▶ _REQUIRED TASK_
Reproduce every record below exactly as written, but leave out any pictures.
#### ITEMS ####
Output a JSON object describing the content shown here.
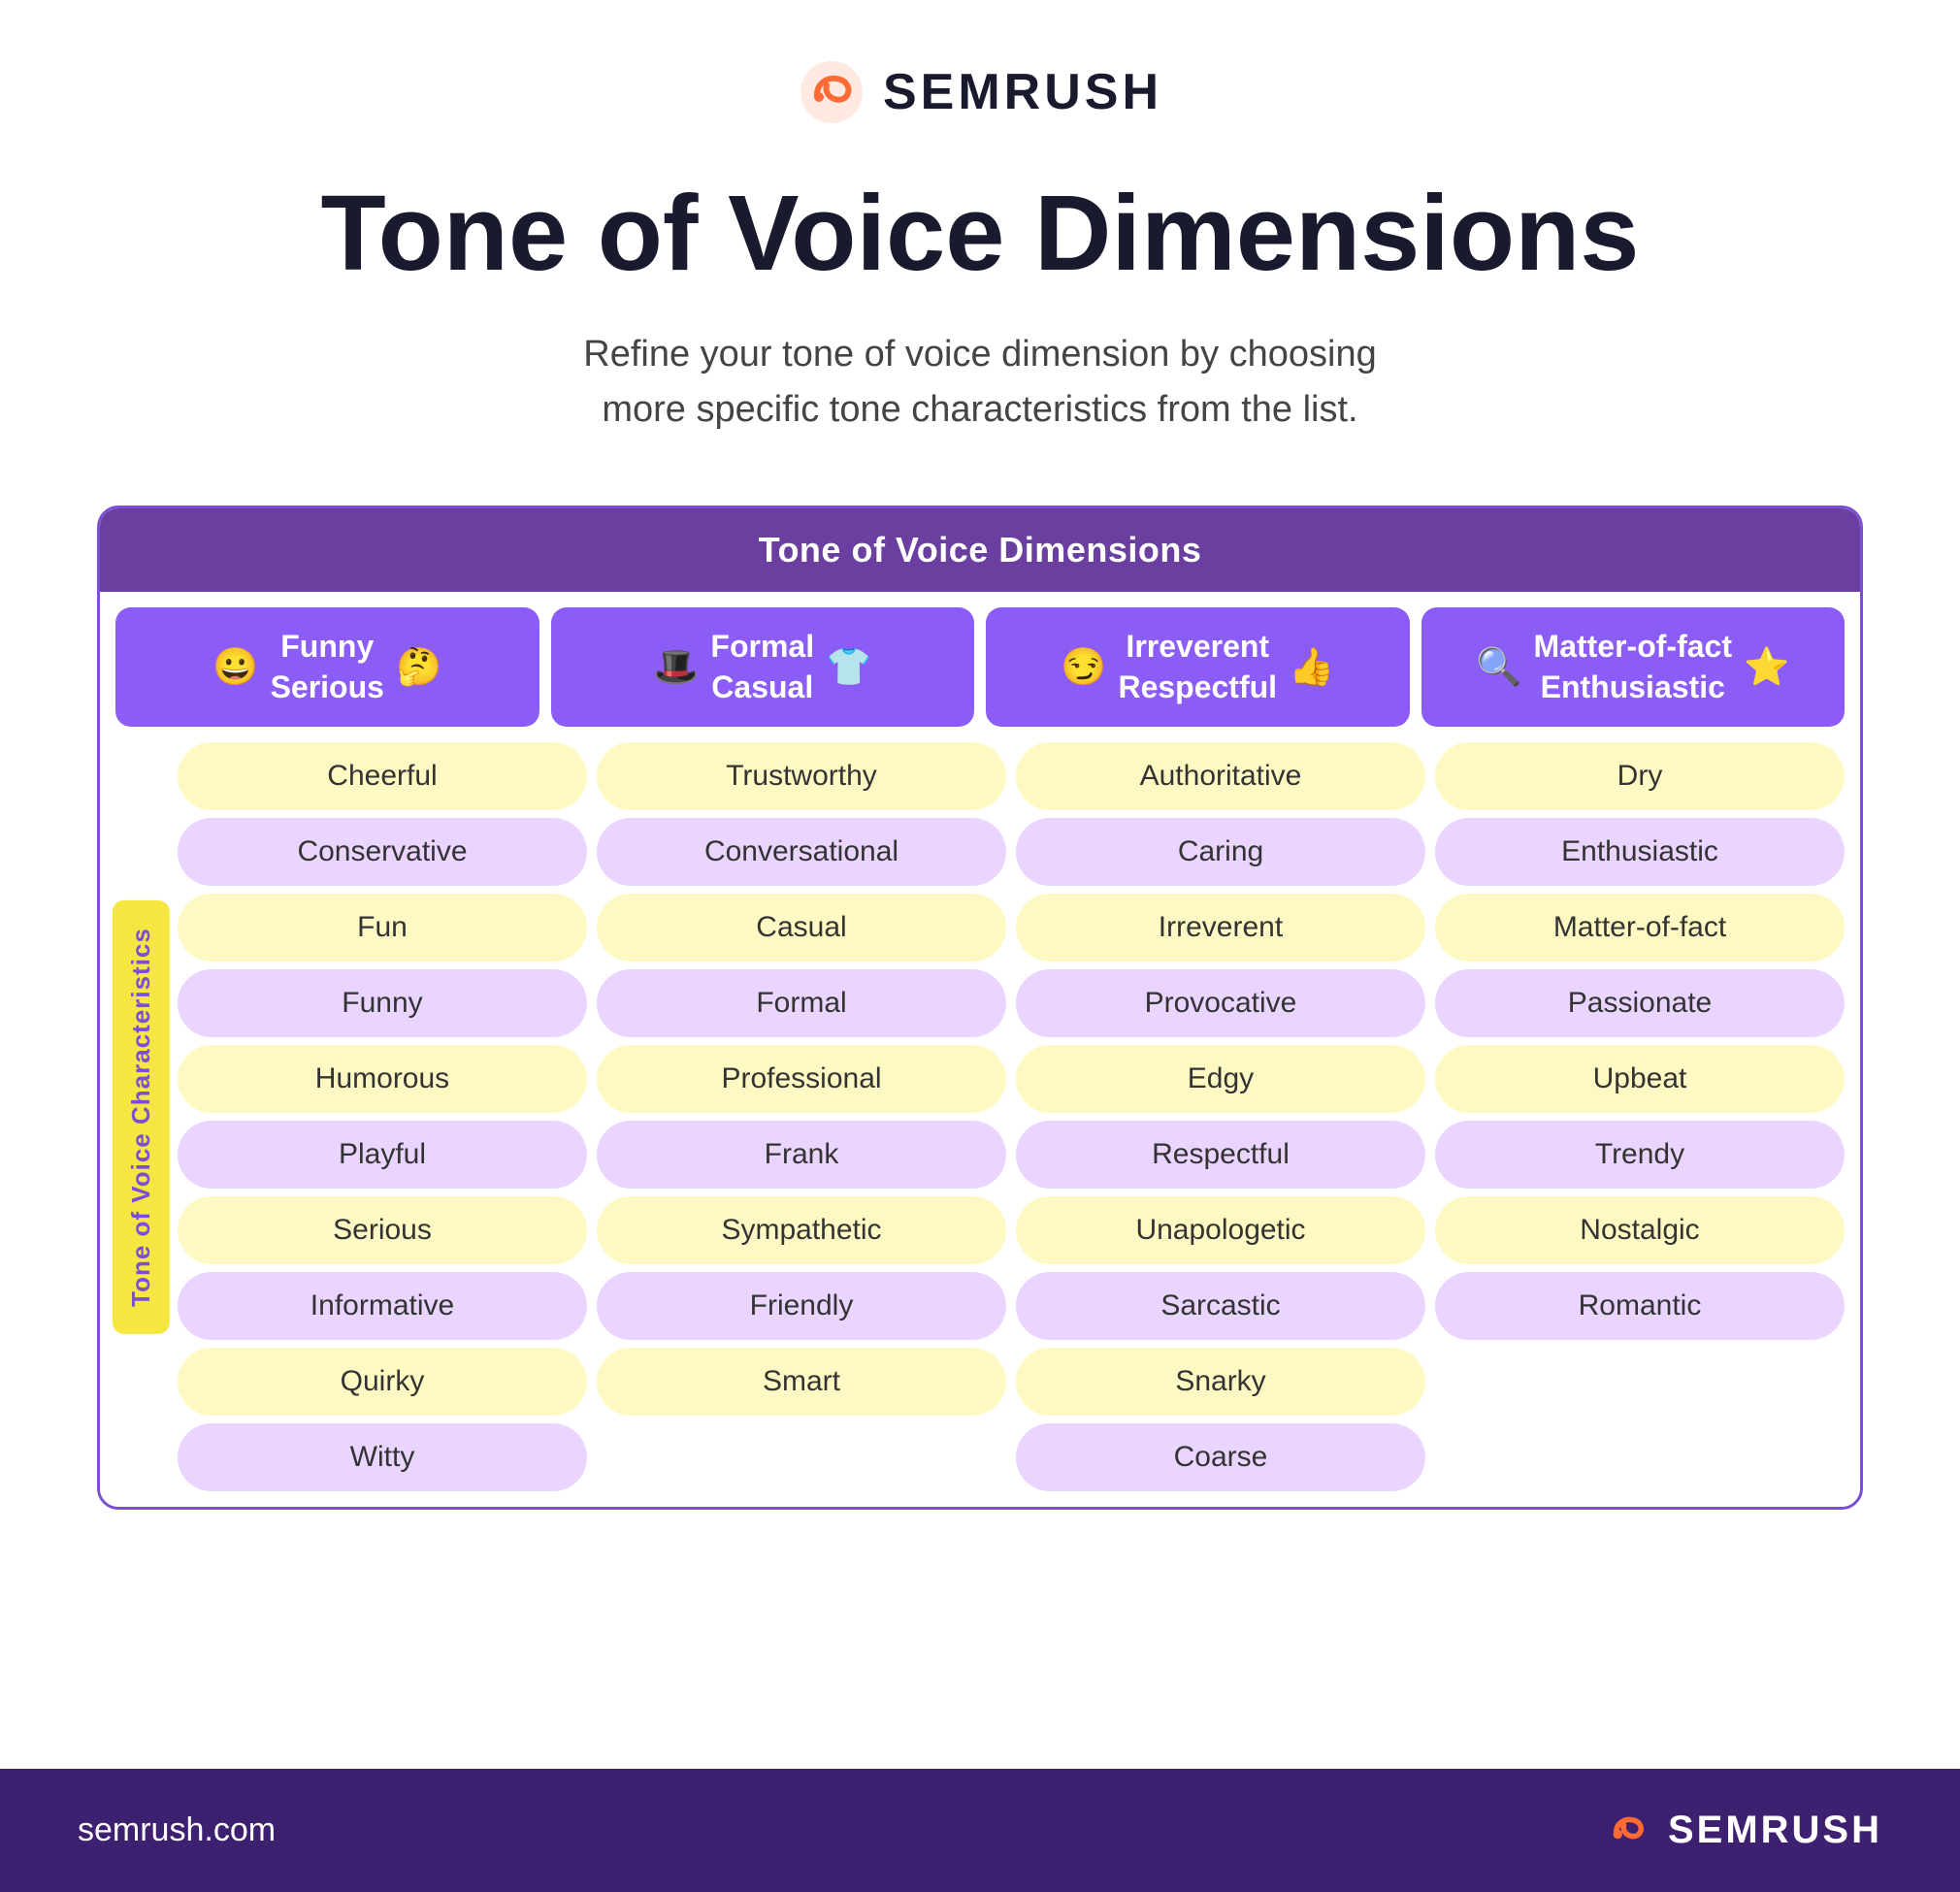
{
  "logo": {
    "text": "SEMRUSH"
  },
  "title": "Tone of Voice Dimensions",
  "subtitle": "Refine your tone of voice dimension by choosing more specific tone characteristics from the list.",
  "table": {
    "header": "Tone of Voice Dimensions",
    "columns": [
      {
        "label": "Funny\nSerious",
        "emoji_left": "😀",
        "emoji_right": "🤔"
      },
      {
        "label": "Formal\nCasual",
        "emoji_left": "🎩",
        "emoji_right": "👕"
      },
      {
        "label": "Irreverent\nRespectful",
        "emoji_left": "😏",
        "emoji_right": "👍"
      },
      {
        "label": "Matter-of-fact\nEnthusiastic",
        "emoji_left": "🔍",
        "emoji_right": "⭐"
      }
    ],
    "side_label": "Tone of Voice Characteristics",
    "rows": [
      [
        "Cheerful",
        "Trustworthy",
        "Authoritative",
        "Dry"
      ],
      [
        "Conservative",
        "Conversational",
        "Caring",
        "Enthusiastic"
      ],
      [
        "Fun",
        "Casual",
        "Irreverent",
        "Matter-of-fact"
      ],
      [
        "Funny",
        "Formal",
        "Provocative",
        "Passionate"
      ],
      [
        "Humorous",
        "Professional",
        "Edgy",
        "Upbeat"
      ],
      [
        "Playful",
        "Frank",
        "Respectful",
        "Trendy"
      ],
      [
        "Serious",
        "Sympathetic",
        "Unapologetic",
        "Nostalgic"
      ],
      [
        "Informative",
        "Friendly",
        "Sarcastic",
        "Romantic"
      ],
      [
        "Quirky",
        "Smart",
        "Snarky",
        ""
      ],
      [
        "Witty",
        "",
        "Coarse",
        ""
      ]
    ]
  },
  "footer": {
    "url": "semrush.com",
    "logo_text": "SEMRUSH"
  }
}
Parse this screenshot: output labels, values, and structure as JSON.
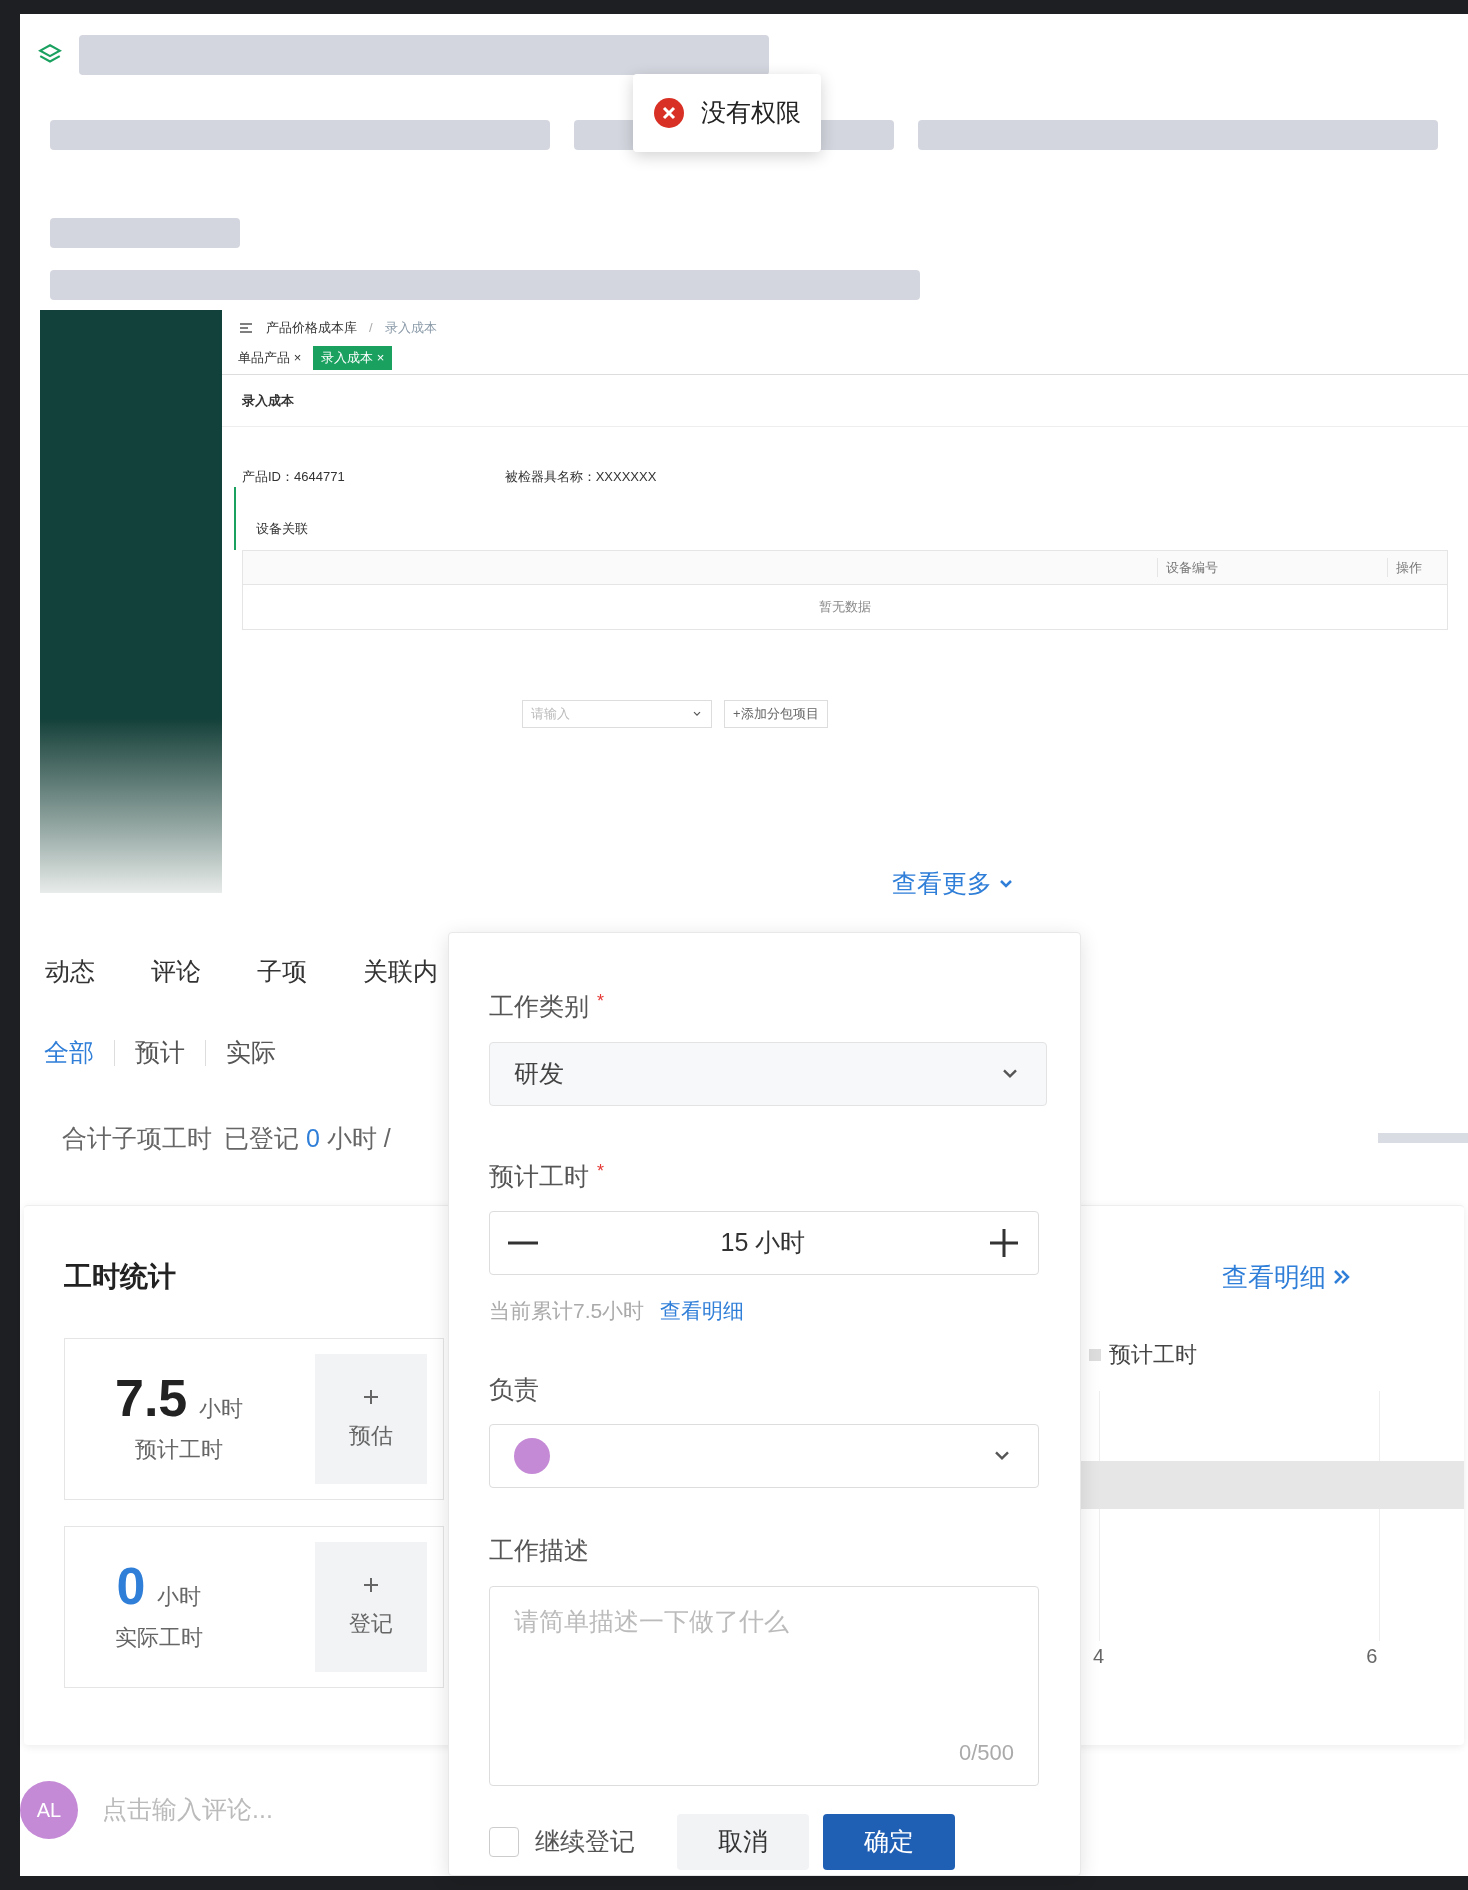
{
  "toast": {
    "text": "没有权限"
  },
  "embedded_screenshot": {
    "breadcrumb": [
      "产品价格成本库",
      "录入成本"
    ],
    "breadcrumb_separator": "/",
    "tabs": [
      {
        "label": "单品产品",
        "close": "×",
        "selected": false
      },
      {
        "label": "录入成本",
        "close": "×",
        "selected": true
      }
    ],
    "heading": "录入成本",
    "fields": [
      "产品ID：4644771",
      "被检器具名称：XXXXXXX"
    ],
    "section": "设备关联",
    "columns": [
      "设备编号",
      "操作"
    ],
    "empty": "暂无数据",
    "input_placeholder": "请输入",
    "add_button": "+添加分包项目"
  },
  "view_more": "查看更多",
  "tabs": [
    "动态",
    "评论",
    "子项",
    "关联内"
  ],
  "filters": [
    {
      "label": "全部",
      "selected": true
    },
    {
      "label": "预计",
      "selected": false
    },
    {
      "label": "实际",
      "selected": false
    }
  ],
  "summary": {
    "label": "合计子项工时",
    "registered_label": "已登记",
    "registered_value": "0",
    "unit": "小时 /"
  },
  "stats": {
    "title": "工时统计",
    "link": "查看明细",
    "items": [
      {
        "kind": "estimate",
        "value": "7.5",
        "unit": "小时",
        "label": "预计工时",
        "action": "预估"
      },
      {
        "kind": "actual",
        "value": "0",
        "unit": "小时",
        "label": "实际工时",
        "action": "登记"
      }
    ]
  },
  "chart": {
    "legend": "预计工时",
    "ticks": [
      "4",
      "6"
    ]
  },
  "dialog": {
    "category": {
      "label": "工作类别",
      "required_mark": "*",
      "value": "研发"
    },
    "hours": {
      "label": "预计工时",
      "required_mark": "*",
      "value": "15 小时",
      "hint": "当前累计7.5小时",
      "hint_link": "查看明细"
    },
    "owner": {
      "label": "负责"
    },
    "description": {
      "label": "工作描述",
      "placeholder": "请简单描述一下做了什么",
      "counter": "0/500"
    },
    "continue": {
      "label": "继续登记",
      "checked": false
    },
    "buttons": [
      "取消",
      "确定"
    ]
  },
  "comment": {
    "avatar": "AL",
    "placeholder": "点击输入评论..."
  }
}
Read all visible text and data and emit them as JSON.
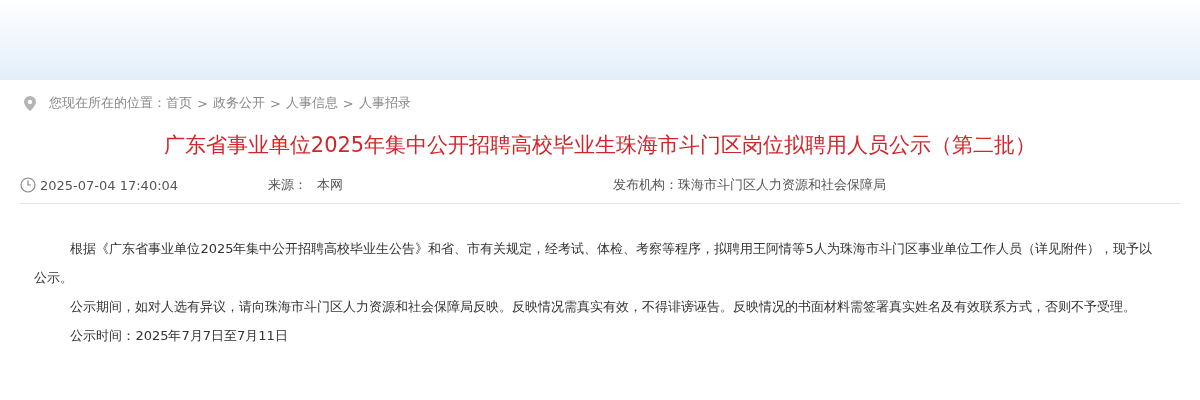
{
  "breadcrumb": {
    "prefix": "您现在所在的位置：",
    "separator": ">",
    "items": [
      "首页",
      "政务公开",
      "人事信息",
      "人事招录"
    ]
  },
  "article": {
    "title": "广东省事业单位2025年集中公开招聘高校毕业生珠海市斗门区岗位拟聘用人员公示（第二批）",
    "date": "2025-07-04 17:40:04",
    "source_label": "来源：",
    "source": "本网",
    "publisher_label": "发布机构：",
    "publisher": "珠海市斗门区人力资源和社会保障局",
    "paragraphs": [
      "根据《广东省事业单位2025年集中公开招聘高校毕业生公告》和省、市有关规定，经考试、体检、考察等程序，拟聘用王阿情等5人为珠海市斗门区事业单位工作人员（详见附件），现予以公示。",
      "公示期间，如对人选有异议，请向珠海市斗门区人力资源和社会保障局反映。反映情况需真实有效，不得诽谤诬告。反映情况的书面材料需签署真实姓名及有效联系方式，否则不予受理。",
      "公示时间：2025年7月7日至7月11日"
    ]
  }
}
####
▶ _ANSWER TO THE EXERCISE_
Output a JSON object describing the content shown here.
{
  "logo": {
    "text": "SEMRUSH"
  },
  "title": "Tone of Voice Dimensions",
  "subtitle": "Refine your tone of voice dimension by choosing more specific tone characteristics from the list.",
  "table": {
    "header": "Tone of Voice Dimensions",
    "columns": [
      {
        "label": "Funny\nSerious",
        "emoji_left": "😀",
        "emoji_right": "🤔"
      },
      {
        "label": "Formal\nCasual",
        "emoji_left": "🎩",
        "emoji_right": "👕"
      },
      {
        "label": "Irreverent\nRespectful",
        "emoji_left": "😏",
        "emoji_right": "👍"
      },
      {
        "label": "Matter-of-fact\nEnthusiastic",
        "emoji_left": "🔍",
        "emoji_right": "⭐"
      }
    ],
    "side_label": "Tone of Voice Characteristics",
    "rows": [
      [
        "Cheerful",
        "Trustworthy",
        "Authoritative",
        "Dry"
      ],
      [
        "Conservative",
        "Conversational",
        "Caring",
        "Enthusiastic"
      ],
      [
        "Fun",
        "Casual",
        "Irreverent",
        "Matter-of-fact"
      ],
      [
        "Funny",
        "Formal",
        "Provocative",
        "Passionate"
      ],
      [
        "Humorous",
        "Professional",
        "Edgy",
        "Upbeat"
      ],
      [
        "Playful",
        "Frank",
        "Respectful",
        "Trendy"
      ],
      [
        "Serious",
        "Sympathetic",
        "Unapologetic",
        "Nostalgic"
      ],
      [
        "Informative",
        "Friendly",
        "Sarcastic",
        "Romantic"
      ],
      [
        "Quirky",
        "Smart",
        "Snarky",
        ""
      ],
      [
        "Witty",
        "",
        "Coarse",
        ""
      ]
    ]
  },
  "footer": {
    "url": "semrush.com",
    "logo_text": "SEMRUSH"
  }
}
Parse this screenshot: output labels, values, and structure as JSON.
{
  "toast": {
    "text": "没有权限"
  },
  "embedded_screenshot": {
    "breadcrumb": [
      "产品价格成本库",
      "录入成本"
    ],
    "breadcrumb_separator": "/",
    "tabs": [
      {
        "label": "单品产品",
        "close": "×",
        "selected": false
      },
      {
        "label": "录入成本",
        "close": "×",
        "selected": true
      }
    ],
    "heading": "录入成本",
    "fields": [
      "产品ID：4644771",
      "被检器具名称：XXXXXXX"
    ],
    "section": "设备关联",
    "columns": [
      "设备编号",
      "操作"
    ],
    "empty": "暂无数据",
    "input_placeholder": "请输入",
    "add_button": "+添加分包项目"
  },
  "view_more": "查看更多",
  "tabs": [
    "动态",
    "评论",
    "子项",
    "关联内"
  ],
  "filters": [
    {
      "label": "全部",
      "selected": true
    },
    {
      "label": "预计",
      "selected": false
    },
    {
      "label": "实际",
      "selected": false
    }
  ],
  "summary": {
    "label": "合计子项工时",
    "registered_label": "已登记",
    "registered_value": "0",
    "unit": "小时 /"
  },
  "stats": {
    "title": "工时统计",
    "link": "查看明细",
    "items": [
      {
        "kind": "estimate",
        "value": "7.5",
        "unit": "小时",
        "label": "预计工时",
        "action": "预估"
      },
      {
        "kind": "actual",
        "value": "0",
        "unit": "小时",
        "label": "实际工时",
        "action": "登记"
      }
    ]
  },
  "chart": {
    "legend": "预计工时",
    "ticks": [
      "4",
      "6"
    ]
  },
  "dialog": {
    "category": {
      "label": "工作类别",
      "required_mark": "*",
      "value": "研发"
    },
    "hours": {
      "label": "预计工时",
      "required_mark": "*",
      "value": "15 小时",
      "hint": "当前累计7.5小时",
      "hint_link": "查看明细"
    },
    "owner": {
      "label": "负责"
    },
    "description": {
      "label": "工作描述",
      "placeholder": "请简单描述一下做了什么",
      "counter": "0/500"
    },
    "continue": {
      "label": "继续登记",
      "checked": false
    },
    "buttons": [
      "取消",
      "确定"
    ]
  },
  "comment": {
    "avatar": "AL",
    "placeholder": "点击输入评论..."
  }
}
Read all visible text and data and emit them as JSON.
{
  "breadcrumb": {
    "prefix": "您现在所在的位置：",
    "separator": ">",
    "items": [
      "首页",
      "政务公开",
      "人事信息",
      "人事招录"
    ]
  },
  "article": {
    "title": "广东省事业单位2025年集中公开招聘高校毕业生珠海市斗门区岗位拟聘用人员公示（第二批）",
    "date": "2025-07-04 17:40:04",
    "source_label": "来源：",
    "source": "本网",
    "publisher_label": "发布机构：",
    "publisher": "珠海市斗门区人力资源和社会保障局",
    "paragraphs": [
      "根据《广东省事业单位2025年集中公开招聘高校毕业生公告》和省、市有关规定，经考试、体检、考察等程序，拟聘用王阿情等5人为珠海市斗门区事业单位工作人员（详见附件），现予以公示。",
      "公示期间，如对人选有异议，请向珠海市斗门区人力资源和社会保障局反映。反映情况需真实有效，不得诽谤诬告。反映情况的书面材料需签署真实姓名及有效联系方式，否则不予受理。",
      "公示时间：2025年7月7日至7月11日"
    ]
  }
}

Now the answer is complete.